* _Provided records_
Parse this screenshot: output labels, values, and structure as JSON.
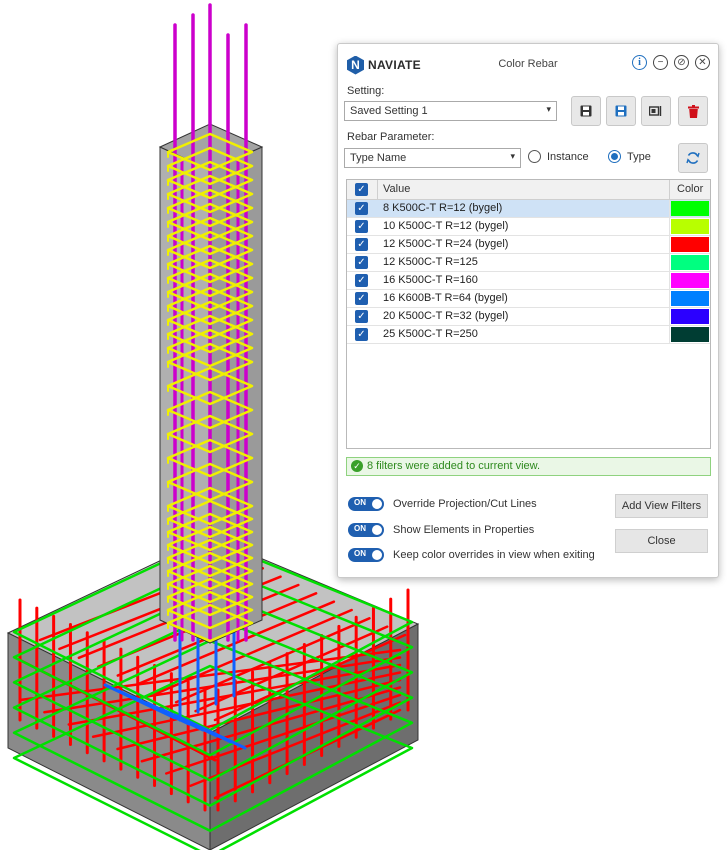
{
  "window": {
    "brand": "NAVIATE",
    "title": "Color Rebar",
    "controls": [
      "info-icon",
      "minimize-icon",
      "pin-icon",
      "close-icon"
    ]
  },
  "setting": {
    "label": "Setting:",
    "selected": "Saved Setting 1",
    "buttons": [
      "save-icon",
      "save-as-icon",
      "rename-icon",
      "delete-icon"
    ]
  },
  "rebar_parameter": {
    "label": "Rebar Parameter:",
    "selected": "Type Name",
    "radio_instance": "Instance",
    "radio_type": "Type",
    "selected_radio": "Type"
  },
  "table": {
    "columns": [
      "Value",
      "Color"
    ],
    "rows": [
      {
        "value": "8 K500C-T R=12 (bygel)",
        "color": "#00ff00",
        "checked": true,
        "selected": true
      },
      {
        "value": "10 K500C-T R=12 (bygel)",
        "color": "#b8ff00",
        "checked": true,
        "selected": false
      },
      {
        "value": "12 K500C-T R=24 (bygel)",
        "color": "#ff0000",
        "checked": true,
        "selected": false
      },
      {
        "value": "12 K500C-T R=125",
        "color": "#00ff80",
        "checked": true,
        "selected": false
      },
      {
        "value": "16 K500C-T R=160",
        "color": "#ff00ff",
        "checked": true,
        "selected": false
      },
      {
        "value": "16 K600B-T R=64 (bygel)",
        "color": "#0080ff",
        "checked": true,
        "selected": false
      },
      {
        "value": "20 K500C-T R=32 (bygel)",
        "color": "#2b00ff",
        "checked": true,
        "selected": false
      },
      {
        "value": "25 K500C-T R=250",
        "color": "#003d33",
        "checked": true,
        "selected": false
      }
    ]
  },
  "status": "8 filters were added to current view.",
  "toggles": {
    "on_label": "ON",
    "items": [
      "Override Projection/Cut Lines",
      "Show Elements in Properties",
      "Keep color overrides in view when exiting"
    ]
  },
  "buttons": {
    "add_view_filters": "Add View Filters",
    "close": "Close"
  },
  "colors": {
    "accent": "#1f5fb0",
    "stirrup": "#f0f000",
    "vertical_bar": "#cc00cc",
    "footing_bar": "#ff0000",
    "footing_tie": "#00e000",
    "dowel": "#1060ff",
    "concrete": "#a7a7a7"
  }
}
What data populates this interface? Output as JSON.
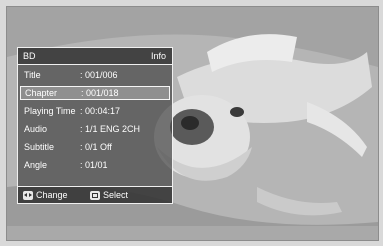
{
  "info_panel": {
    "source": "BD",
    "mode": "Info",
    "rows": [
      {
        "label": "Title",
        "value": ": 001/006"
      },
      {
        "label": "Chapter",
        "value": ": 001/018"
      },
      {
        "label": "Playing Time",
        "value": ": 00:04:17"
      },
      {
        "label": "Audio",
        "value": ": 1/1 ENG 2CH"
      },
      {
        "label": "Subtitle",
        "value": ": 0/1 Off"
      },
      {
        "label": "Angle",
        "value": ": 01/01"
      }
    ],
    "selected_row": "Chapter",
    "footer": {
      "change_label": "Change",
      "select_label": "Select"
    }
  },
  "colors": {
    "panel_bg": "#464646",
    "panel_border": "#f0f0f0",
    "highlight": "#969696",
    "screen_bg": "#bdbdbd"
  },
  "icons": {
    "change": "left-right-arrows-icon",
    "select": "enter-icon"
  }
}
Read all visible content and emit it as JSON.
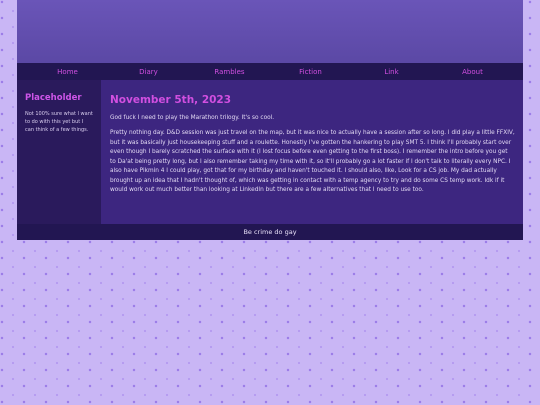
{
  "nav": {
    "items": [
      {
        "label": "Home"
      },
      {
        "label": "Diary"
      },
      {
        "label": "Rambles"
      },
      {
        "label": "Fiction"
      },
      {
        "label": "Link"
      },
      {
        "label": "About"
      }
    ]
  },
  "sidebar": {
    "title": "Placeholder",
    "text": "Not 100% sure what I want to do with this yet but I can think of a few things."
  },
  "post": {
    "date": "November 5th, 2023",
    "paragraphs": [
      "God fuck I need to play the Marathon trilogy. It's so cool.",
      "Pretty nothing day. D&D session was just travel on the map, but it was nice to actually have a session after so long. I did play a little FFXIV, but it was basically just housekeeping stuff and a roulette. Honestly I've gotten the hankering to play SMT 5. I think I'll probably start over even though I barely scratched the surface with it (I lost focus before even getting to the first boss). I remember the intro before you get to Da'at being pretty long, but I also remember taking my time with it, so it'll probably go a lot faster if I don't talk to literally every NPC. I also have Pikmin 4 I could play, got that for my birthday and haven't touched it. I should also, like, Look for a CS job. My dad actually brought up an idea that I hadn't thought of, which was getting in contact with a temp agency to try and do some CS temp work. Idk if it would work out much better than looking at LinkedIn but there are a few alternatives that I need to use too."
    ]
  },
  "footer": {
    "text": "Be crime do gay"
  },
  "colors": {
    "background": "#c9b6f5",
    "banner": "#5b48a5",
    "nav_bg": "#221652",
    "accent": "#d14fe0",
    "main_bg": "#3d2680",
    "sidebar_bg": "#2a1a5c"
  }
}
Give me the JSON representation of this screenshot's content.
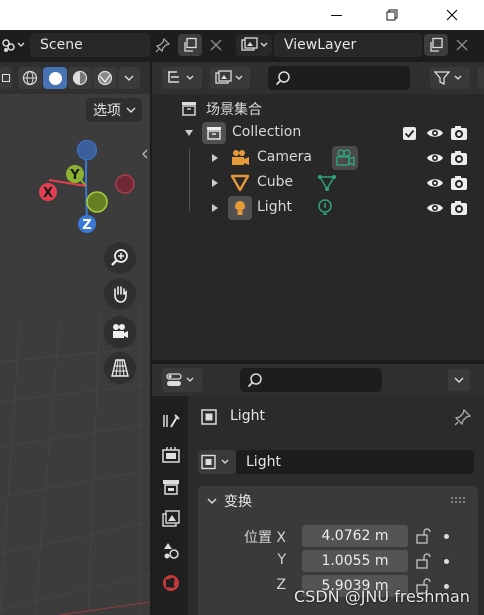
{
  "topbar": {
    "scene_value": "Scene",
    "view_layer_value": "ViewLayer"
  },
  "viewport": {
    "view_menu_value": "选项",
    "gizmo": {
      "x_label": "X",
      "y_label": "Y",
      "z_label": "Z"
    }
  },
  "outliner": {
    "scene_collection_label": "场景集合",
    "collection_label": "Collection",
    "items": [
      {
        "label": "Camera"
      },
      {
        "label": "Cube"
      },
      {
        "label": "Light"
      }
    ]
  },
  "properties": {
    "object_name": "Light",
    "data_name": "Light",
    "transform_panel_label": "变换",
    "location_label": "位置 X",
    "y_label": "Y",
    "z_label": "Z",
    "location_x": "4.0762 m",
    "location_y": "1.0055 m",
    "location_z": "5.9039 m"
  },
  "watermark": "CSDN @JNU freshman",
  "colors": {
    "x_axis": "#e2404f",
    "y_axis": "#8bb332",
    "z_axis": "#3a78d6",
    "active_toggle": "#4772b3",
    "object_green": "#2fa37e"
  }
}
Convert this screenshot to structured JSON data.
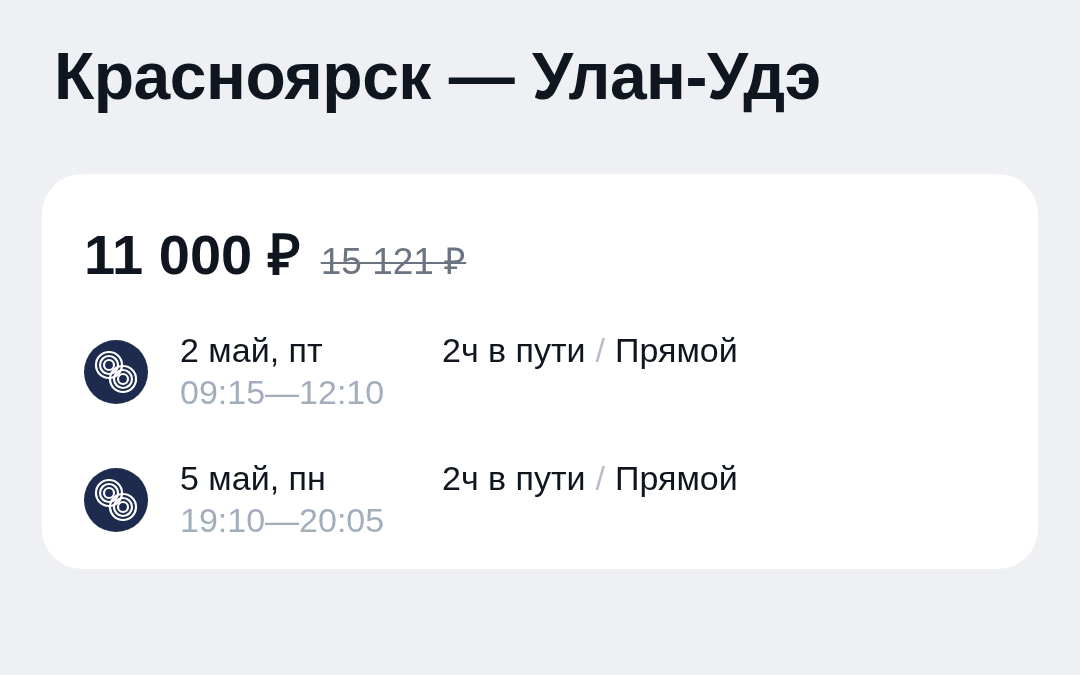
{
  "title": "Красноярск — Улан-Удэ",
  "offer": {
    "price": "11 000 ₽",
    "old_price": "15 121 ₽",
    "flights": [
      {
        "date": "2 май, пт",
        "times": "09:15—12:10",
        "duration": "2ч в пути",
        "separator": "/",
        "type": "Прямой"
      },
      {
        "date": "5 май, пн",
        "times": "19:10—20:05",
        "duration": "2ч в пути",
        "separator": "/",
        "type": "Прямой"
      }
    ]
  }
}
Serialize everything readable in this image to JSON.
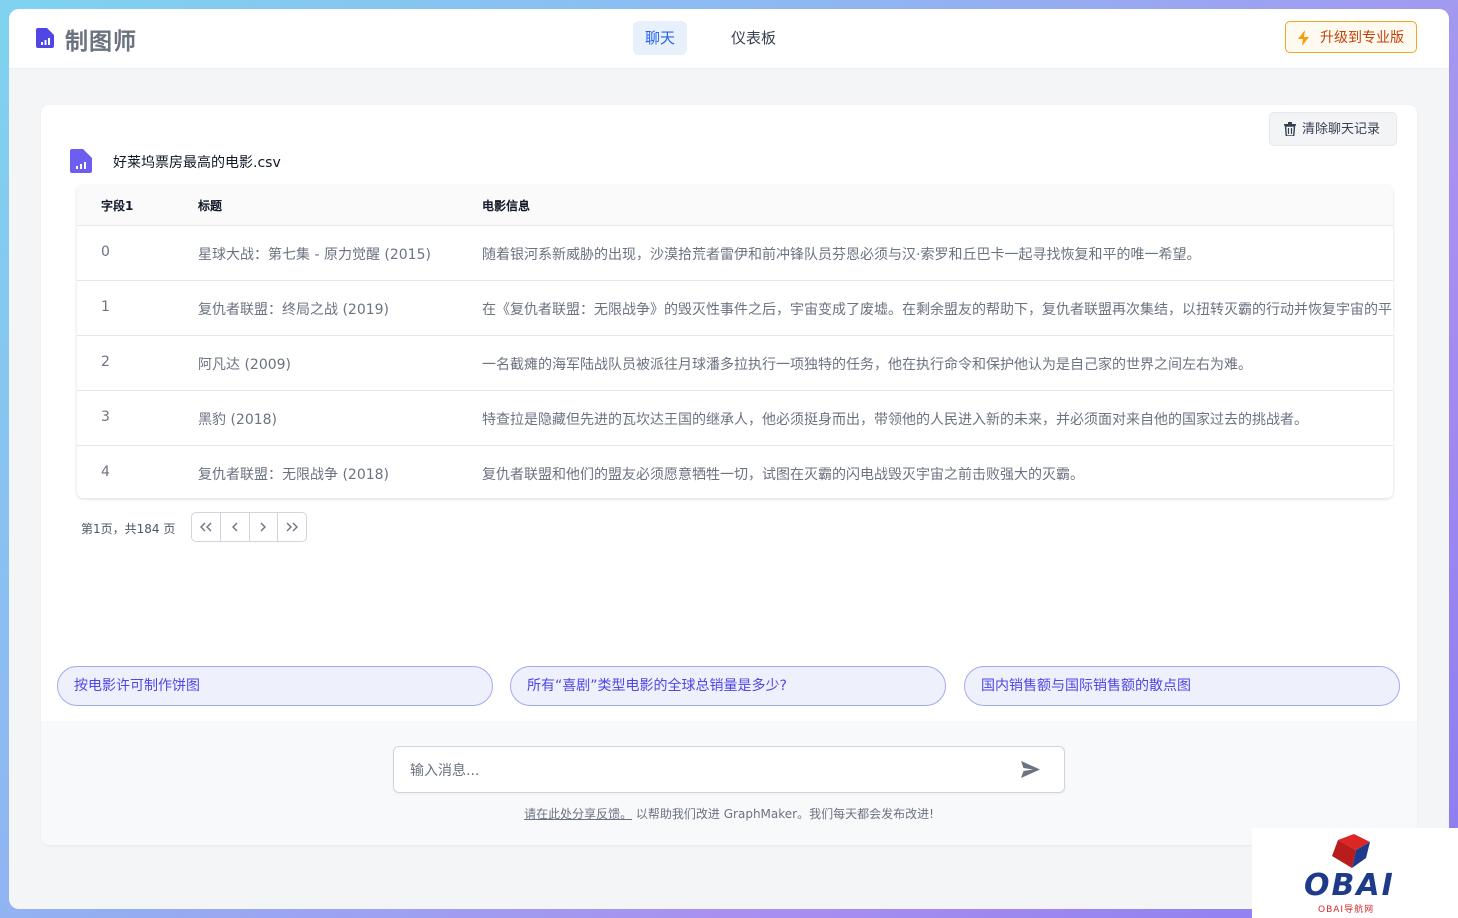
{
  "header": {
    "brand": "制图师",
    "tabs": [
      {
        "label": "聊天",
        "active": true
      },
      {
        "label": "仪表板",
        "active": false
      }
    ],
    "upgrade_label": "升级到专业版"
  },
  "chat": {
    "clear_label": "清除聊天记录",
    "file_name": "好莱坞票房最高的电影.csv",
    "table": {
      "headers": [
        "字段1",
        "标题",
        "电影信息"
      ],
      "rows": [
        [
          "0",
          "星球大战：第七集 - 原力觉醒 (2015)",
          "随着银河系新威胁的出现，沙漠拾荒者雷伊和前冲锋队员芬恩必须与汉·索罗和丘巴卡一起寻找恢复和平的唯一希望。"
        ],
        [
          "1",
          "复仇者联盟：终局之战 (2019)",
          "在《复仇者联盟：无限战争》的毁灭性事件之后，宇宙变成了废墟。在剩余盟友的帮助下，复仇者联盟再次集结，以扭转灭霸的行动并恢复宇宙的平"
        ],
        [
          "2",
          "阿凡达 (2009)",
          "一名截瘫的海军陆战队员被派往月球潘多拉执行一项独特的任务，他在执行命令和保护他认为是自己家的世界之间左右为难。"
        ],
        [
          "3",
          "黑豹 (2018)",
          "特查拉是隐藏但先进的瓦坎达王国的继承人，他必须挺身而出，带领他的人民进入新的未来，并必须面对来自他的国家过去的挑战者。"
        ],
        [
          "4",
          "复仇者联盟：无限战争 (2018)",
          "复仇者联盟和他们的盟友必须愿意牺牲一切，试图在灭霸的闪电战毁灭宇宙之前击败强大的灭霸。"
        ]
      ]
    },
    "pagination": {
      "text": "第1页，共184 页"
    },
    "suggestions": [
      "按电影许可制作饼图",
      "所有“喜剧”类型电影的全球总销量是多少?",
      "国内销售额与国际销售额的散点图"
    ],
    "input_placeholder": "输入消息...",
    "feedback_link": "请在此处分享反馈。",
    "feedback_text": "以帮助我们改进 GraphMaker。我们每天都会发布改进!"
  },
  "watermark": {
    "text": "OBAI",
    "sub": "OBAI导航网"
  },
  "colors": {
    "accent": "#4f46e5",
    "upgrade": "#f5a524",
    "active_tab_bg": "#e7f0fb"
  }
}
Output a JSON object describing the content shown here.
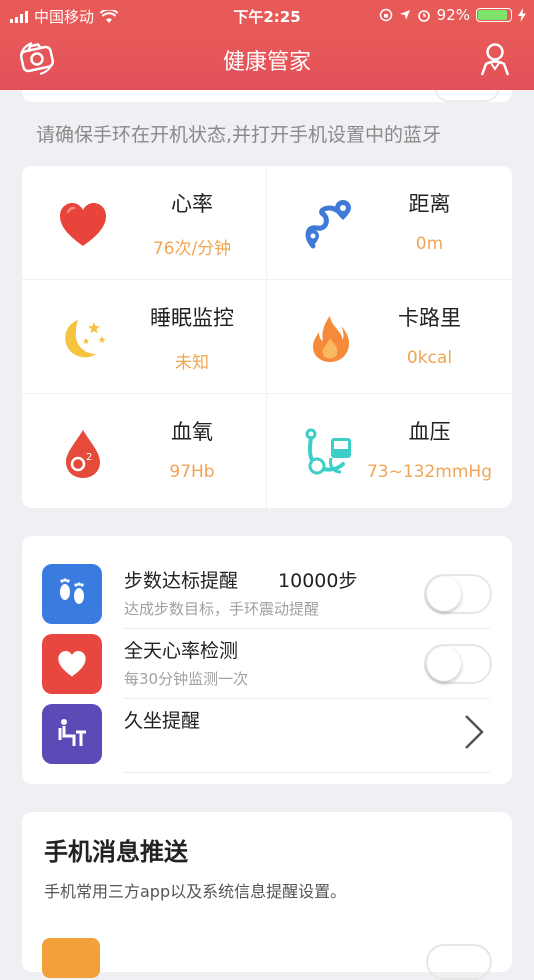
{
  "status_bar": {
    "carrier": "中国移动",
    "time": "下午2:25",
    "battery": "92%",
    "battery_level": 0.92,
    "icons": [
      "signal-icon",
      "wifi-icon",
      "orientation-lock-icon",
      "location-icon",
      "alarm-icon",
      "battery-icon",
      "charging-icon"
    ]
  },
  "nav": {
    "title": "健康管家",
    "left_icon": "camera-icon",
    "right_icon": "user-icon"
  },
  "hint": "请确保手环在开机状态,并打开手机设置中的蓝牙",
  "metrics": [
    {
      "label": "心率",
      "value": "76次/分钟",
      "icon": "heart-icon"
    },
    {
      "label": "距离",
      "value": "0m",
      "icon": "route-pin-icon"
    },
    {
      "label": "睡眠监控",
      "value": "未知",
      "icon": "moon-stars-icon"
    },
    {
      "label": "卡路里",
      "value": "0kcal",
      "icon": "flame-icon"
    },
    {
      "label": "血氧",
      "value": "97Hb",
      "icon": "blood-drop-o2-icon"
    },
    {
      "label": "血压",
      "value": "73~132mmHg",
      "icon": "stethoscope-icon"
    }
  ],
  "settings": [
    {
      "title": "步数达标提醒",
      "extra": "10000步",
      "subtitle": "达成步数目标，手环震动提醒",
      "icon": "footprints-icon",
      "color": "#3a7be0",
      "control": "toggle",
      "on": false
    },
    {
      "title": "全天心率检测",
      "extra": "",
      "subtitle": "每30分钟监测一次",
      "icon": "heart-icon",
      "color": "#e8473f",
      "control": "toggle",
      "on": false
    },
    {
      "title": "久坐提醒",
      "extra": "",
      "subtitle": "",
      "icon": "sitting-icon",
      "color": "#5b4bb7",
      "control": "chevron"
    }
  ],
  "push": {
    "title": "手机消息推送",
    "description": "手机常用三方app以及系统信息提醒设置。"
  },
  "colors": {
    "header": "#e85a58",
    "value_text": "#f0a555",
    "background": "#f0f0f4"
  }
}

* _Do this_
Gather up every line in the data above that contains the word "screenshot", copying each one.

* _Finished task_
Parse this screenshot: output labels, values, and structure as JSON.
Give me the JSON representation of this screenshot's content.
Convert this screenshot to structured JSON data.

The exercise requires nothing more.